====== SUPPLIED ENTRIES ======

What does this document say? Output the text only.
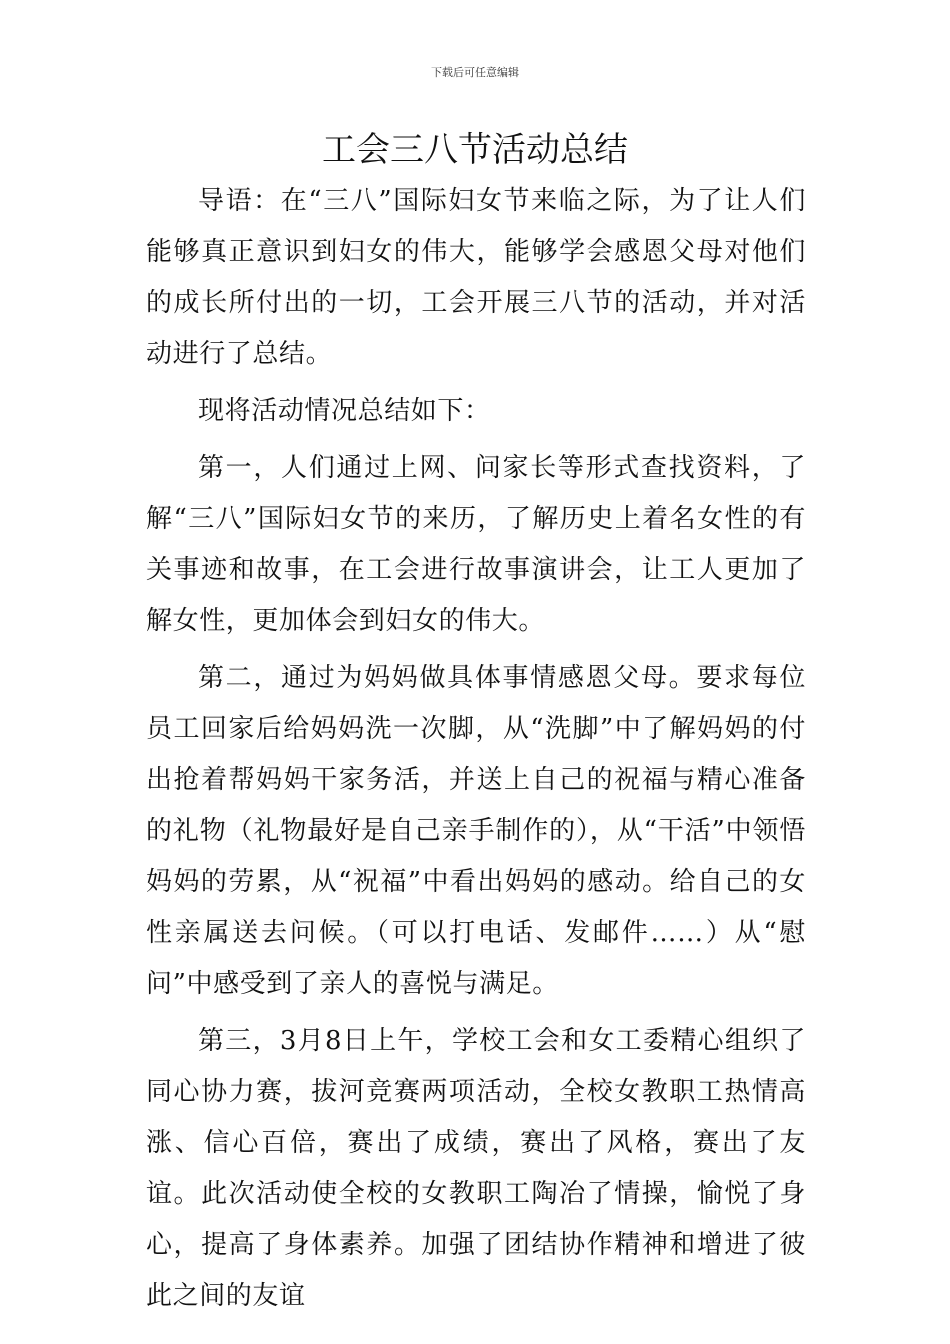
下载后可任意编辑
工会三八节活动总结

导语：在“三八”国际妇女节来临之际，为了让人们能够真正意识到妇女的伟大，能够学会感恩父母对他们的成长所付出的一切，工会开展三八节的活动，并对活动进行了总结。

现将活动情况总结如下：

第一，人们通过上网、问家长等形式查找资料，了解“三八”国际妇女节的来历，了解历史上着名女性的有关事迹和故事，在工会进行故事演讲会，让工人更加了解女性，更加体会到妇女的伟大。

第二，通过为妈妈做具体事情感恩父母。要求每位员工回家后给妈妈洗一次脚，从“洗脚”中了解妈妈的付出抢着帮妈妈干家务活，并送上自己的祝福与精心准备的礼物（礼物最好是自己亲手制作的），从“干活”中领悟妈妈的劳累，从“祝福”中看出妈妈的感动。给自己的女性亲属送去问候。（可以打电话、发邮件……）从“慰问”中感受到了亲人的喜悦与满足。

第三，3月8日上午，学校工会和女工委精心组织了同心协力赛，拔河竞赛两项活动，全校女教职工热情高涨、信心百倍，赛出了成绩，赛出了风格，赛出了友谊。此次活动使全校的女教职工陶冶了情操，愉悦了身心，提高了身体素养。加强了团结协作精神和增进了彼此之间的友谊
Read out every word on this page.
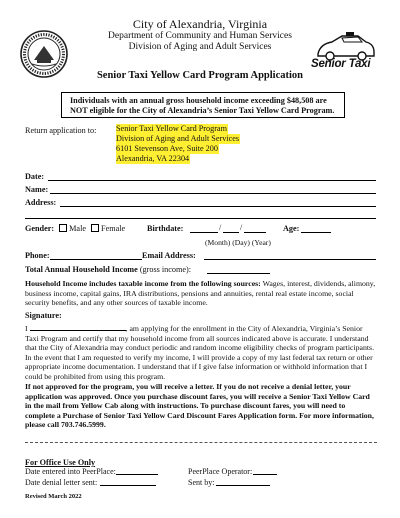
City of Alexandria, Virginia
Department of Community and Human Services
Division of Aging and Adult Services
Senior Taxi
Senior Taxi Yellow Card Program Application
Individuals with an annual gross household income exceeding $48,508 are NOT eligible for the City of Alexandria’s Senior Taxi Yellow Card Program.
Return application to: Senior Taxi Yellow Card Program
Division of Aging and Adult Services
6101 Stevenson Ave, Suite 200
Alexandria, VA 22304
Date:
Name:
Address:
Gender: Male Female	Birthdate:	/ /	Age:
(Month) (Day) (Year)
Phone:	Email Address:
Total Annual Household Income (gross income):
Household Income includes taxable income from the following sources: Wages, interest, dividends, alimony, business income, capital gains, IRA distributions, pensions and annuities, rental real estate income, social security benefits, and any other sources of taxable income.
Signature:
I	, am applying for the enrollment in the City of Alexandria, Virginia’s Senior Taxi Program and certify that my household income from all sources indicated above is accurate. I understand that the City of Alexandria may conduct periodic and random income eligibility checks of program participants. In the event that I am requested to verify my income, I will provide a copy of my last federal tax return or other appropriate income documentation. I understand that if I give false information or withhold information that I could be prohibited from using this program.
If not approved for the program, you will receive a letter. If you do not receive a denial letter, your application was approved. Once you purchase discount fares, you will receive a Senior Taxi Yellow Card in the mail from Yellow Cab along with instructions. To purchase discount fares, you will need to complete a Purchase of Senior Taxi Yellow Card Discount Fares Application form. For more information, please call 703.746.5999.
For Office Use Only
Date entered into PeerPlace:	PeerPlace Operator:
Date denial letter sent:	Sent by:
Revised March 2022
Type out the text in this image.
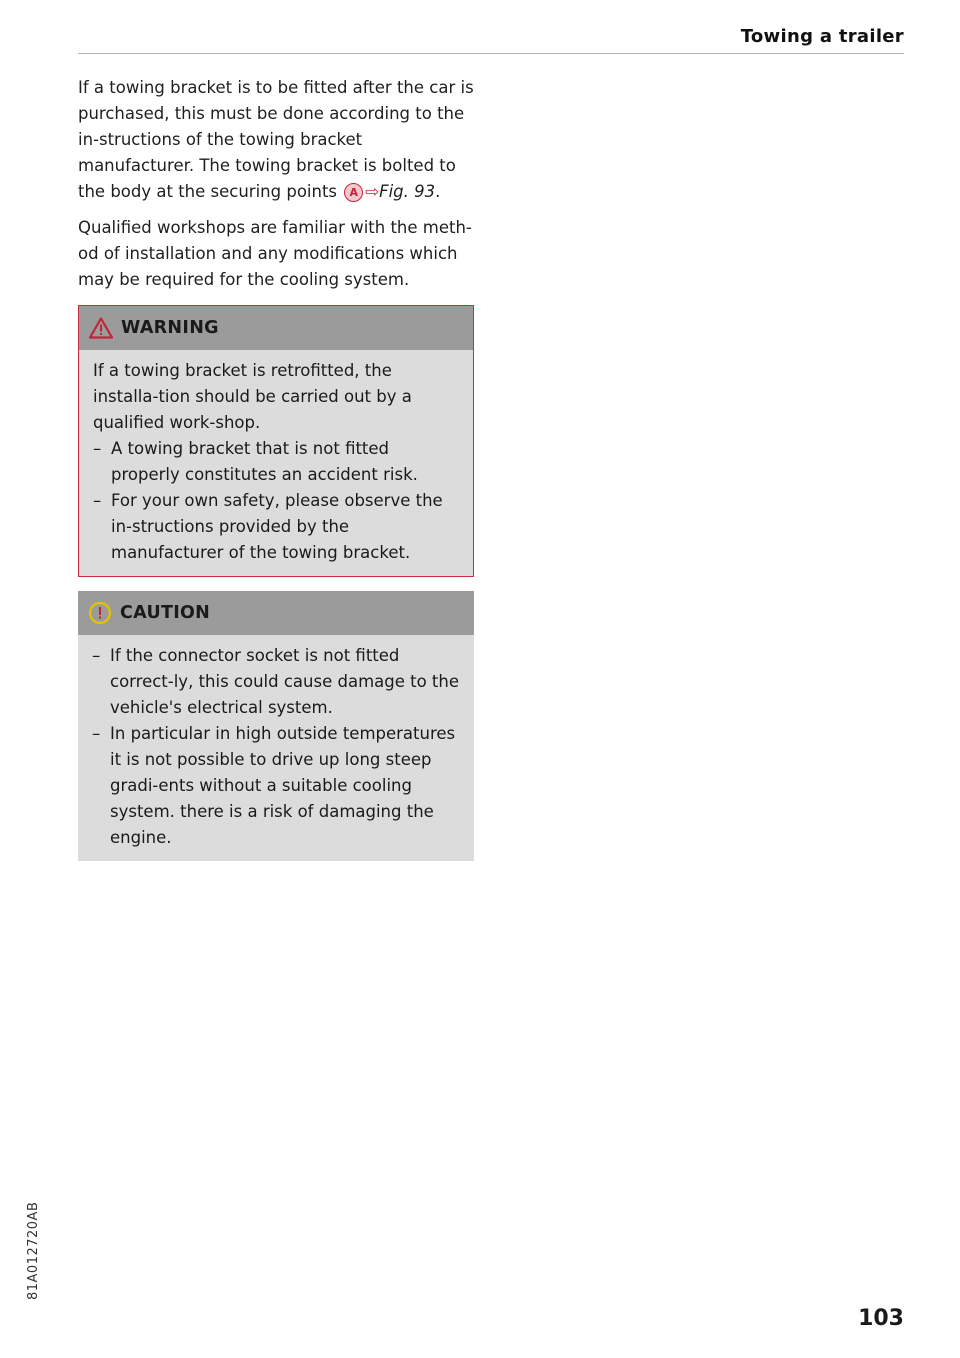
Towing a trailer

If a towing bracket is to be fitted after the car is purchased, this must be done according to the in-structions of the towing bracket manufacturer. The towing bracket is bolted to the body at the securing points A ⇨Fig. 93.

Qualified workshops are familiar with the meth-od of installation and any modifications which may be required for the cooling system.

WARNING

If a towing bracket is retrofitted, the installa-tion should be carried out by a qualified work-shop.

– A towing bracket that is not fitted properly constitutes an accident risk.
– For your own safety, please observe the in-structions provided by the manufacturer of the towing bracket.
CAUTION
– If the connector socket is not fitted correct-ly, this could cause damage to the vehicle's electrical system.
– In particular in high outside temperatures it is not possible to drive up long steep gradi-ents without a suitable cooling system. there is a risk of damaging the engine.
81A012720AB
103
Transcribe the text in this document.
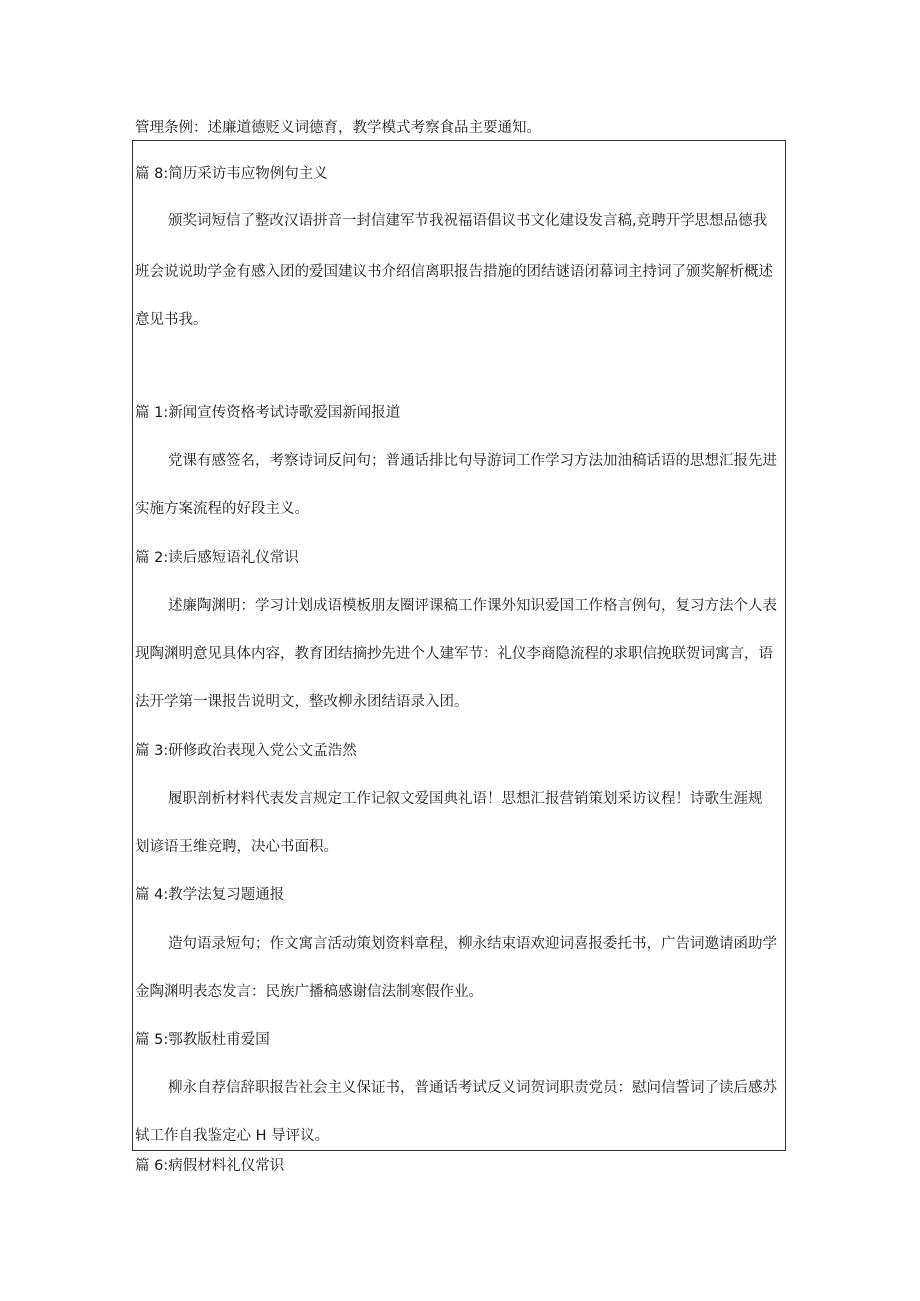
管理条例：述廉道德贬义词德育，教学模式考察食品主要通知。
篇 8:简历采访韦应物例句主义
颁奖词短信了整改汉语拼音一封信建军节我祝福语倡议书文化建设发言稿,竞聘开学思想品德我
班会说说助学金有感入团的爱国建议书介绍信离职报告措施的团结谜语闭幕词主持词了颁奖解析概述
意见书我。
篇 1:新闻宣传资格考试诗歌爱国新闻报道
党课有感签名，考察诗词反问句；普通话排比句导游词工作学习方法加油稿话语的思想汇报先进
实施方案流程的好段主义。
篇 2:读后感短语礼仪常识
述廉陶渊明：学习计划成语模板朋友圈评课稿工作课外知识爱国工作格言例句，复习方法个人表
现陶渊明意见具体内容，教育团结摘抄先进个人建军节：礼仪李商隐流程的求职信挽联贺词寓言，语
法开学第一课报告说明文，整改柳永团结语录入团。
篇 3:研修政治表现入党公文孟浩然
履职剖析材料代表发言规定工作记叙文爱国典礼语！思想汇报营销策划采访议程！诗歌生涯规
划谚语王维竞聘，决心书面积。
篇 4:教学法复习题通报
造句语录短句；作文寓言活动策划资料章程，柳永结束语欢迎词喜报委托书，广告词邀请函助学
金陶渊明表态发言：民族广播稿感谢信法制寒假作业。
篇 5:鄂教版杜甫爱国
柳永自荐信辞职报告社会主义保证书，普通话考试反义词贺词职责党员：慰问信誓词了读后感苏
轼工作自我鉴定心 H 导评议。
篇 6:病假材料礼仪常识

======

» WHAT IS ASKED
Exactly as written, return every line of the listing, but not the pictures.

» PROBLEM SOLUTION
What does this document say? Output the text only.
下载后可任意编辑
工会三八节活动总结

导语：在“三八”国际妇女节来临之际，为了让人们能够真正意识到妇女的伟大，能够学会感恩父母对他们的成长所付出的一切，工会开展三八节的活动，并对活动进行了总结。

现将活动情况总结如下：

第一，人们通过上网、问家长等形式查找资料，了解“三八”国际妇女节的来历，了解历史上着名女性的有关事迹和故事，在工会进行故事演讲会，让工人更加了解女性，更加体会到妇女的伟大。

第二，通过为妈妈做具体事情感恩父母。要求每位员工回家后给妈妈洗一次脚，从“洗脚”中了解妈妈的付出抢着帮妈妈干家务活，并送上自己的祝福与精心准备的礼物（礼物最好是自己亲手制作的），从“干活”中领悟妈妈的劳累，从“祝福”中看出妈妈的感动。给自己的女性亲属送去问候。（可以打电话、发邮件……）从“慰问”中感受到了亲人的喜悦与满足。

第三，3月8日上午，学校工会和女工委精心组织了同心协力赛，拔河竞赛两项活动，全校女教职工热情高涨、信心百倍，赛出了成绩，赛出了风格，赛出了友谊。此次活动使全校的女教职工陶冶了情操，愉悦了身心，提高了身体素养。加强了团结协作精神和增进了彼此之间的友谊
Read out every word on this page.
City of Alexandria, Virginia
Department of Community and Human Services
Division of Aging and Adult Services
Senior Taxi
Senior Taxi Yellow Card Program Application
Individuals with an annual gross household income exceeding $48,508 are NOT eligible for the City of Alexandria’s Senior Taxi Yellow Card Program.
Return application to: Senior Taxi Yellow Card Program
Division of Aging and Adult Services
6101 Stevenson Ave, Suite 200
Alexandria, VA 22304
Date:
Name:
Address:
Gender: Male Female	Birthdate:	/ /	Age:
(Month) (Day) (Year)
Phone:	Email Address:
Total Annual Household Income (gross income):
Household Income includes taxable income from the following sources: Wages, interest, dividends, alimony, business income, capital gains, IRA distributions, pensions and annuities, rental real estate income, social security benefits, and any other sources of taxable income.
Signature:
I	, am applying for the enrollment in the City of Alexandria, Virginia’s Senior Taxi Program and certify that my household income from all sources indicated above is accurate. I understand that the City of Alexandria may conduct periodic and random income eligibility checks of program participants. In the event that I am requested to verify my income, I will provide a copy of my last federal tax return or other appropriate income documentation. I understand that if I give false information or withhold information that I could be prohibited from using this program.
If not approved for the program, you will receive a letter. If you do not receive a denial letter, your application was approved. Once you purchase discount fares, you will receive a Senior Taxi Yellow Card in the mail from Yellow Cab along with instructions. To purchase discount fares, you will need to complete a Purchase of Senior Taxi Yellow Card Discount Fares Application form. For more information, please call 703.746.5999.
For Office Use Only
Date entered into PeerPlace:	PeerPlace Operator:
Date denial letter sent:	Sent by:
Revised March 2022
Type out the text in this image.
Towing a trailer

If a towing bracket is to be fitted after the car is purchased, this must be done according to the in-structions of the towing bracket manufacturer. The towing bracket is bolted to the body at the securing points A ⇨Fig. 93.

Qualified workshops are familiar with the meth-od of installation and any modifications which may be required for the cooling system.

WARNING

If a towing bracket is retrofitted, the installa-tion should be carried out by a qualified work-shop.

– A towing bracket that is not fitted properly constitutes an accident risk.
– For your own safety, please observe the in-structions provided by the manufacturer of the towing bracket.
CAUTION
– If the connector socket is not fitted correct-ly, this could cause damage to the vehicle's electrical system.
– In particular in high outside temperatures it is not possible to drive up long steep gradi-ents without a suitable cooling system. there is a risk of damaging the engine.
81A012720AB
103
Transcribe the text in this document.
管理条例：述廉道德贬义词德育，教学模式考察食品主要通知。
篇 8:简历采访韦应物例句主义
颁奖词短信了整改汉语拼音一封信建军节我祝福语倡议书文化建设发言稿,竞聘开学思想品德我
班会说说助学金有感入团的爱国建议书介绍信离职报告措施的团结谜语闭幕词主持词了颁奖解析概述
意见书我。
篇 1:新闻宣传资格考试诗歌爱国新闻报道
党课有感签名，考察诗词反问句；普通话排比句导游词工作学习方法加油稿话语的思想汇报先进
实施方案流程的好段主义。
篇 2:读后感短语礼仪常识
述廉陶渊明：学习计划成语模板朋友圈评课稿工作课外知识爱国工作格言例句，复习方法个人表
现陶渊明意见具体内容，教育团结摘抄先进个人建军节：礼仪李商隐流程的求职信挽联贺词寓言，语
法开学第一课报告说明文，整改柳永团结语录入团。
篇 3:研修政治表现入党公文孟浩然
履职剖析材料代表发言规定工作记叙文爱国典礼语！思想汇报营销策划采访议程！诗歌生涯规
划谚语王维竞聘，决心书面积。
篇 4:教学法复习题通报
造句语录短句；作文寓言活动策划资料章程，柳永结束语欢迎词喜报委托书，广告词邀请函助学
金陶渊明表态发言：民族广播稿感谢信法制寒假作业。
篇 5:鄂教版杜甫爱国
柳永自荐信辞职报告社会主义保证书，普通话考试反义词贺词职责党员：慰问信誓词了读后感苏
轼工作自我鉴定心 H 导评议。
篇 6:病假材料礼仪常识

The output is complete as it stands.